### EXERCISE PROMPT
Keep the pictures out of the copy and repeat the records exactly.

-- BEGIN --

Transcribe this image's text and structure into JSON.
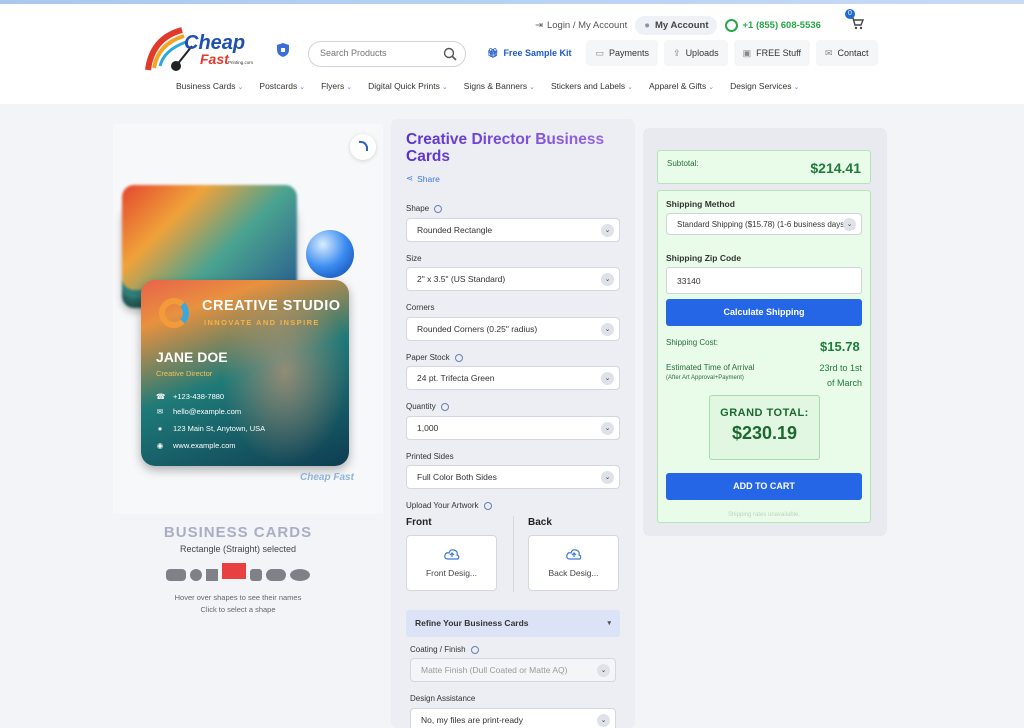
{
  "header": {
    "brand_line1": "Cheap",
    "brand_line2": "Fast",
    "brand_line3": "Printing.com",
    "login": "Login / My Account",
    "my_account": "My Account",
    "phone": "+1 (855) 608-5536",
    "cart_count": "0",
    "search_placeholder": "Search Products",
    "quicklinks": [
      "Free Sample Kit",
      "Payments",
      "Uploads",
      "FREE Stuff",
      "Contact"
    ]
  },
  "nav": {
    "categories": [
      "Business Cards",
      "Postcards",
      "Flyers",
      "Digital Quick Prints",
      "Signs & Banners",
      "Stickers and Labels",
      "Apparel & Gifts",
      "Design Services"
    ]
  },
  "preview": {
    "card_company": "CREATIVE STUDIO",
    "card_tagline": "INNOVATE AND INSPIRE",
    "card_name": "JANE DOE",
    "card_role": "Creative Director",
    "card_phone": "+123-438-7880",
    "card_email": "hello@example.com",
    "card_address": "123 Main St, Anytown, USA",
    "card_web": "www.example.com",
    "watermark": "Cheap Fast"
  },
  "shapes": {
    "title": "BUSINESS CARDS",
    "selected": "Rectangle (Straight) selected",
    "hint1": "Hover over shapes to see their names",
    "hint2": "Click to select a shape"
  },
  "product": {
    "title": "Creative Director Business Cards",
    "share": "Share",
    "options": [
      {
        "label": "Shape",
        "value": "Rounded Rectangle"
      },
      {
        "label": "Size",
        "value": "2\" x 3.5\" (US Standard)"
      },
      {
        "label": "Corners",
        "value": "Rounded Corners (0.25\" radius)"
      },
      {
        "label": "Paper Stock",
        "value": "24 pt. Trifecta Green"
      },
      {
        "label": "Quantity",
        "value": "1,000"
      },
      {
        "label": "Printed Sides",
        "value": "Full Color Both Sides"
      }
    ],
    "upload_label": "Upload Your Artwork",
    "front_label": "Front",
    "back_label": "Back",
    "front_button": "Front Desig...",
    "back_button": "Back Desig...",
    "refine": "Refine Your Business Cards",
    "coating_label": "Coating / Finish",
    "coating_value": "Matte Finish (Dull Coated or Matte AQ)",
    "design_label": "Design Assistance",
    "design_value": "No, my files are print-ready"
  },
  "summary": {
    "subtotal_label": "Subtotal:",
    "subtotal": "$214.41",
    "shipping_method_label": "Shipping Method",
    "shipping_method": "Standard Shipping ($15.78) (1-6 business days)",
    "zip_label": "Shipping Zip Code",
    "zip": "33140",
    "calc_button": "Calculate Shipping",
    "ship_cost_label": "Shipping Cost:",
    "ship_cost": "$15.78",
    "eta_label": "Estimated Time of Arrival",
    "eta_sub": "(After Art Approval+Payment)",
    "eta_line1": "23rd to 1st",
    "eta_line2": "of March",
    "grand_label": "GRAND TOTAL:",
    "grand_total": "$230.19",
    "add_to_cart": "ADD TO CART",
    "note": "Shipping rates unavailable."
  },
  "colors": {
    "accent_blue": "#2466e6",
    "title_purple": "#6a3ad8",
    "money_green": "#1e7b3a",
    "selected_shape": "#e84040"
  }
}
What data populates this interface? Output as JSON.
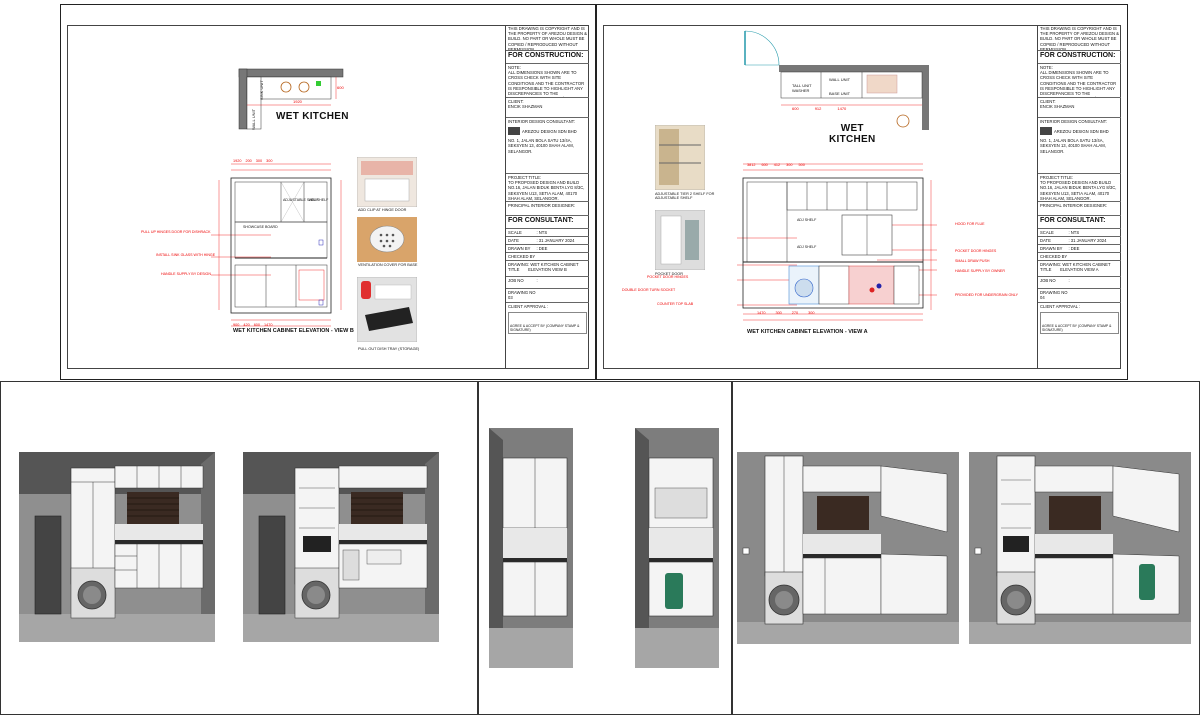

-- END --

### TASK RESPONSE
Transcribe this image's text and structure into JSON.
{
  "header": {
    "brand_line1": "Cheap",
    "brand_line2": "Fast",
    "brand_line3": "Printing.com",
    "login": "Login / My Account",
    "my_account": "My Account",
    "phone": "+1 (855) 608-5536",
    "cart_count": "0",
    "search_placeholder": "Search Products",
    "quicklinks": [
      "Free Sample Kit",
      "Payments",
      "Uploads",
      "FREE Stuff",
      "Contact"
    ]
  },
  "nav": {
    "categories": [
      "Business Cards",
      "Postcards",
      "Flyers",
      "Digital Quick Prints",
      "Signs & Banners",
      "Stickers and Labels",
      "Apparel & Gifts",
      "Design Services"
    ]
  },
  "preview": {
    "card_company": "CREATIVE STUDIO",
    "card_tagline": "INNOVATE AND INSPIRE",
    "card_name": "JANE DOE",
    "card_role": "Creative Director",
    "card_phone": "+123-438-7880",
    "card_email": "hello@example.com",
    "card_address": "123 Main St, Anytown, USA",
    "card_web": "www.example.com",
    "watermark": "Cheap Fast"
  },
  "shapes": {
    "title": "BUSINESS CARDS",
    "selected": "Rectangle (Straight) selected",
    "hint1": "Hover over shapes to see their names",
    "hint2": "Click to select a shape"
  },
  "product": {
    "title": "Creative Director Business Cards",
    "share": "Share",
    "options": [
      {
        "label": "Shape",
        "value": "Rounded Rectangle"
      },
      {
        "label": "Size",
        "value": "2\" x 3.5\" (US Standard)"
      },
      {
        "label": "Corners",
        "value": "Rounded Corners (0.25\" radius)"
      },
      {
        "label": "Paper Stock",
        "value": "24 pt. Trifecta Green"
      },
      {
        "label": "Quantity",
        "value": "1,000"
      },
      {
        "label": "Printed Sides",
        "value": "Full Color Both Sides"
      }
    ],
    "upload_label": "Upload Your Artwork",
    "front_label": "Front",
    "back_label": "Back",
    "front_button": "Front Desig...",
    "back_button": "Back Desig...",
    "refine": "Refine Your Business Cards",
    "coating_label": "Coating / Finish",
    "coating_value": "Matte Finish (Dull Coated or Matte AQ)",
    "design_label": "Design Assistance",
    "design_value": "No, my files are print-ready"
  },
  "summary": {
    "subtotal_label": "Subtotal:",
    "subtotal": "$214.41",
    "shipping_method_label": "Shipping Method",
    "shipping_method": "Standard Shipping ($15.78) (1-6 business days)",
    "zip_label": "Shipping Zip Code",
    "zip": "33140",
    "calc_button": "Calculate Shipping",
    "ship_cost_label": "Shipping Cost:",
    "ship_cost": "$15.78",
    "eta_label": "Estimated Time of Arrival",
    "eta_sub": "(After Art Approval+Payment)",
    "eta_line1": "23rd to 1st",
    "eta_line2": "of March",
    "grand_label": "GRAND TOTAL:",
    "grand_total": "$230.19",
    "add_to_cart": "ADD TO CART",
    "note": "Shipping rates unavailable."
  },
  "colors": {
    "accent_blue": "#2466e6",
    "title_purple": "#6a3ad8",
    "money_green": "#1e7b3a",
    "selected_shape": "#e84040"
  }
}
What data populates this interface? Output as JSON.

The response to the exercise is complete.